▶ **Task to carry out**
Read the records below. Copy each line where the string "passaggio" occurs.

==========

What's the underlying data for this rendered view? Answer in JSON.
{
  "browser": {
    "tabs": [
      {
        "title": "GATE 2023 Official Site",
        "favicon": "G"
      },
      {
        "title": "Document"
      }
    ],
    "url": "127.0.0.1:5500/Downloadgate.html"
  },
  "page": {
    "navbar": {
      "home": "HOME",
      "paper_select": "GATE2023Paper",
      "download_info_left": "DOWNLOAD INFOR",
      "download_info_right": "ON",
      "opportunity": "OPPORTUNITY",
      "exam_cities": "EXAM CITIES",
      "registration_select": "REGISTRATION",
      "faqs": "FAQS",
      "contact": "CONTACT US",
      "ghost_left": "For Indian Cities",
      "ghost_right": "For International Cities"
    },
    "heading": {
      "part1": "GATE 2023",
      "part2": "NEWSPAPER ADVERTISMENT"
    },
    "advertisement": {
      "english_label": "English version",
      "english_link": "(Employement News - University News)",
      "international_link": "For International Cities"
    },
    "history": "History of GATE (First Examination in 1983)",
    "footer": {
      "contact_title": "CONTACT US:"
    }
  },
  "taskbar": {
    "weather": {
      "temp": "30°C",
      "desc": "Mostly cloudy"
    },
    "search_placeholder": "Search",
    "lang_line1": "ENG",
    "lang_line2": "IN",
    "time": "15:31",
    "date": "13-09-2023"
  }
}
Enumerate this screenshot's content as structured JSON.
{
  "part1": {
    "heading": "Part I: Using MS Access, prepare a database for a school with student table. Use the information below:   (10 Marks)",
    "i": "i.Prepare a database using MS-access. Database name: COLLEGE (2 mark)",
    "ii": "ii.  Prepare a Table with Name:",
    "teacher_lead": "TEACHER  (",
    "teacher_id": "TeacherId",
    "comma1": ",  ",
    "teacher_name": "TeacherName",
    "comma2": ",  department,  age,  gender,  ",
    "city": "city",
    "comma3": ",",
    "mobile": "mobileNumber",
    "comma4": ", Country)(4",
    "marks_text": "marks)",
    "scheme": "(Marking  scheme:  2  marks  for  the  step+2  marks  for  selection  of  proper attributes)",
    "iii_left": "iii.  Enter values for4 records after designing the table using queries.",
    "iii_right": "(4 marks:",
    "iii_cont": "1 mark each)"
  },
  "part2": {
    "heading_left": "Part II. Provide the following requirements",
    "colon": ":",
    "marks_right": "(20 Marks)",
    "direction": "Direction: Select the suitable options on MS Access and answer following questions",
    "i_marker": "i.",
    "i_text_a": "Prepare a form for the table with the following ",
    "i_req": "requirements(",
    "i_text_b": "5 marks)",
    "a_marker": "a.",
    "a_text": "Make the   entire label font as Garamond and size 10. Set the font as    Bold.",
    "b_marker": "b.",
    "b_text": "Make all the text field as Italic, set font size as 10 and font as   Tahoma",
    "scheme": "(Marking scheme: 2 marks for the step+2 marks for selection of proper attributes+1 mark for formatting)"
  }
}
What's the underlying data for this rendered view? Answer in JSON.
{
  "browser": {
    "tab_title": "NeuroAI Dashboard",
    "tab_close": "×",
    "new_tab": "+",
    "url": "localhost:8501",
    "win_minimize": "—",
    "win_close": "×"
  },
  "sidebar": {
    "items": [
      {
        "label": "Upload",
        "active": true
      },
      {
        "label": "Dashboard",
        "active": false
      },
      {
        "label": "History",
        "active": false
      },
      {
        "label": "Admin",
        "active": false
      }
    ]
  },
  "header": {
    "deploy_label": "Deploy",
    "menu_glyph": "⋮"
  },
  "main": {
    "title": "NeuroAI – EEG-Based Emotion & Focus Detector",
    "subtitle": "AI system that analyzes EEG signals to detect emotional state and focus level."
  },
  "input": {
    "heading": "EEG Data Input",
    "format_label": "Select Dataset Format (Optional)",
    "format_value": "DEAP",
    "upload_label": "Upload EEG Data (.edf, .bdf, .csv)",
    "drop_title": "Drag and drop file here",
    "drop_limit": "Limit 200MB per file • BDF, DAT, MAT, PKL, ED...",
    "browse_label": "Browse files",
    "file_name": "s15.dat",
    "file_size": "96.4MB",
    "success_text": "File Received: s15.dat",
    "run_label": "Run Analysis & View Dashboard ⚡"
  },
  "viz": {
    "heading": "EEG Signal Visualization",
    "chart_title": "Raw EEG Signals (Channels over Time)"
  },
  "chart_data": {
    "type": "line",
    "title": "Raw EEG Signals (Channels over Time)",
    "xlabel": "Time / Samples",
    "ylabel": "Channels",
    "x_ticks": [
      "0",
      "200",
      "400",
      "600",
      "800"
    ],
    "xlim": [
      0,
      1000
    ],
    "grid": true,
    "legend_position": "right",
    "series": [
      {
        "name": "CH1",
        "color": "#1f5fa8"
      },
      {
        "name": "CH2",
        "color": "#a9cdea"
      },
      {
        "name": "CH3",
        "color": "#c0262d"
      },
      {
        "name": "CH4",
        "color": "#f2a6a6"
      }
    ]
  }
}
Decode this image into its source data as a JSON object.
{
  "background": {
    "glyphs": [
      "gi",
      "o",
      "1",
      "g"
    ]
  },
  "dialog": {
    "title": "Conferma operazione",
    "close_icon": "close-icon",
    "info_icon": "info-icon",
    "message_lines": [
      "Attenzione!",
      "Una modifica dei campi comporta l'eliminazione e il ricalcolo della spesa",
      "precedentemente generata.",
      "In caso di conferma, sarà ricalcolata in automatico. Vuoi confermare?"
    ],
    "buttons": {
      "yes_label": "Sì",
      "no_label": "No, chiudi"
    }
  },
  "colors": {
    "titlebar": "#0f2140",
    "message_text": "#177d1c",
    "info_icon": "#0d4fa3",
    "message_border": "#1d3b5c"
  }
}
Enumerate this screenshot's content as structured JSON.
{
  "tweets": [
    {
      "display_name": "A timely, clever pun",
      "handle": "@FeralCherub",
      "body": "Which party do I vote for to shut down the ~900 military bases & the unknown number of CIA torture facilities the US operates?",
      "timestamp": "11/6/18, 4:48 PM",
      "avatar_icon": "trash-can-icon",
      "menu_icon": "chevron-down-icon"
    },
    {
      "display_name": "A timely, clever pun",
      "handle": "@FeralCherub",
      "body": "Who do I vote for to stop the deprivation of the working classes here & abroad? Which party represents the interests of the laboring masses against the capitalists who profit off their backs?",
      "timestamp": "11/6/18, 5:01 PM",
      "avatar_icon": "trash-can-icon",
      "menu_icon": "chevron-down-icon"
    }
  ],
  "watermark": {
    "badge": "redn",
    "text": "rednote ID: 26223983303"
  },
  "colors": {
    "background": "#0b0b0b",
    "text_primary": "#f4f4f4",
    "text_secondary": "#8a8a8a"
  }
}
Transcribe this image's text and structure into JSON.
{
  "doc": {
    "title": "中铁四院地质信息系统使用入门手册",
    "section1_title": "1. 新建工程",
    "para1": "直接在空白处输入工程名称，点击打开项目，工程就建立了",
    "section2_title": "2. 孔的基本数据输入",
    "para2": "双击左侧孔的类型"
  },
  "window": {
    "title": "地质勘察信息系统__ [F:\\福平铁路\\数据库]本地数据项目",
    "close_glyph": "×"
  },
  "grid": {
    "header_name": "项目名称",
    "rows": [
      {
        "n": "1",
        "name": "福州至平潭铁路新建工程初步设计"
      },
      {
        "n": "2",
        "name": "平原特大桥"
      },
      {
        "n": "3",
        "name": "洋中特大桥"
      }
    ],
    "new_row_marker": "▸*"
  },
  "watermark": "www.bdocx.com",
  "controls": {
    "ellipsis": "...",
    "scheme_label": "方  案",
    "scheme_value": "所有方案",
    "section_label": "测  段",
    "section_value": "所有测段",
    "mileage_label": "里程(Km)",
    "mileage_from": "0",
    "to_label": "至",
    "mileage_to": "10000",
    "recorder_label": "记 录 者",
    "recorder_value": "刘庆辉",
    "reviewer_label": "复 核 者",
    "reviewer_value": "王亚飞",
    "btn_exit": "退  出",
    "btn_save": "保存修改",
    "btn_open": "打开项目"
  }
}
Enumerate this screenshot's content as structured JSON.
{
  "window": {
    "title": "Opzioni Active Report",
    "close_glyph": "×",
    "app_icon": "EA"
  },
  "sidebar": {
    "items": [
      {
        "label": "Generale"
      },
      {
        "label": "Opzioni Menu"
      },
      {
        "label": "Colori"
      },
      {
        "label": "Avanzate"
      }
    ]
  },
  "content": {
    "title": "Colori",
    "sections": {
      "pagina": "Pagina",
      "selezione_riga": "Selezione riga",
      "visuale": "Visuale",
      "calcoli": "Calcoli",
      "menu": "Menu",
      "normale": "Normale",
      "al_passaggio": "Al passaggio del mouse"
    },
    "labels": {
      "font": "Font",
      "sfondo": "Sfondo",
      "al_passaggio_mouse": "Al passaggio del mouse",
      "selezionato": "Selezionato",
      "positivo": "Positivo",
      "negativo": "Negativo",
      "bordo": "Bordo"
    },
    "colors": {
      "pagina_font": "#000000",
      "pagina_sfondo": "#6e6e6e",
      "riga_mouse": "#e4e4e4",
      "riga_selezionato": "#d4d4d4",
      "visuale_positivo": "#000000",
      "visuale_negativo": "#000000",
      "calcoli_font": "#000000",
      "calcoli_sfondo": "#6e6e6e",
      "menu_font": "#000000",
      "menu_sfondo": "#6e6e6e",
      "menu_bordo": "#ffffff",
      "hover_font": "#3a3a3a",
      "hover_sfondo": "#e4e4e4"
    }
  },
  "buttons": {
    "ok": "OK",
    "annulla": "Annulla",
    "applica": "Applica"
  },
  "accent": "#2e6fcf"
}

==========

▶ **Answer to the task**
      "al_passaggio": "Al passaggio del mouse"
      "al_passaggio_mouse": "Al passaggio del mouse",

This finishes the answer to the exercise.